━━━ Material for the task ━━━

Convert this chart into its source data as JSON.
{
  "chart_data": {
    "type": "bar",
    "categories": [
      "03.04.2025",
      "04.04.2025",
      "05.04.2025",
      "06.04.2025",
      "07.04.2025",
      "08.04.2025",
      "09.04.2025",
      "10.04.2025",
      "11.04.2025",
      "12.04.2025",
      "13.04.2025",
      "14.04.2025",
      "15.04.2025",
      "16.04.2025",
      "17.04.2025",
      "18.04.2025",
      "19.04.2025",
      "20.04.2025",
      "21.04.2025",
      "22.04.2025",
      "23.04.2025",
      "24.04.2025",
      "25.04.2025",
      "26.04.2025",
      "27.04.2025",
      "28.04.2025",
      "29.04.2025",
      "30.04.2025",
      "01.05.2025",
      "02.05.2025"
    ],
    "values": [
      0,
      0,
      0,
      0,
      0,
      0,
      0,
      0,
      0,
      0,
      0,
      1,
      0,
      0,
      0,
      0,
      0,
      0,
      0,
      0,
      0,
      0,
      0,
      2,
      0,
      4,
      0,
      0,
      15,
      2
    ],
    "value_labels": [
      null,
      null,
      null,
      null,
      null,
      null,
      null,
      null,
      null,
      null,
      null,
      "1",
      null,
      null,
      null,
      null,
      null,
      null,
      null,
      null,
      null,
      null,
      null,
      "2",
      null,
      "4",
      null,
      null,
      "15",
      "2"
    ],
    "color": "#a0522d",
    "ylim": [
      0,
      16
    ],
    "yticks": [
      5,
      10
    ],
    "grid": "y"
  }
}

━━━

• Given problem: Write out every entry exactly as given.

• Answer to the task:
Convert this chart into its source data as JSON.
{
  "chart_data": {
    "type": "bar",
    "categories": [
      "03.04.2025",
      "04.04.2025",
      "05.04.2025",
      "06.04.2025",
      "07.04.2025",
      "08.04.2025",
      "09.04.2025",
      "10.04.2025",
      "11.04.2025",
      "12.04.2025",
      "13.04.2025",
      "14.04.2025",
      "15.04.2025",
      "16.04.2025",
      "17.04.2025",
      "18.04.2025",
      "19.04.2025",
      "20.04.2025",
      "21.04.2025",
      "22.04.2025",
      "23.04.2025",
      "24.04.2025",
      "25.04.2025",
      "26.04.2025",
      "27.04.2025",
      "28.04.2025",
      "29.04.2025",
      "30.04.2025",
      "01.05.2025",
      "02.05.2025"
    ],
    "values": [
      0,
      0,
      0,
      0,
      0,
      0,
      0,
      0,
      0,
      0,
      0,
      1,
      0,
      0,
      0,
      0,
      0,
      0,
      0,
      0,
      0,
      0,
      0,
      2,
      0,
      4,
      0,
      0,
      15,
      2
    ],
    "value_labels": [
      null,
      null,
      null,
      null,
      null,
      null,
      null,
      null,
      null,
      null,
      null,
      "1",
      null,
      null,
      null,
      null,
      null,
      null,
      null,
      null,
      null,
      null,
      null,
      "2",
      null,
      "4",
      null,
      null,
      "15",
      "2"
    ],
    "color": "#a0522d",
    "ylim": [
      0,
      16
    ],
    "yticks": [
      5,
      10
    ],
    "grid": "y"
  }
}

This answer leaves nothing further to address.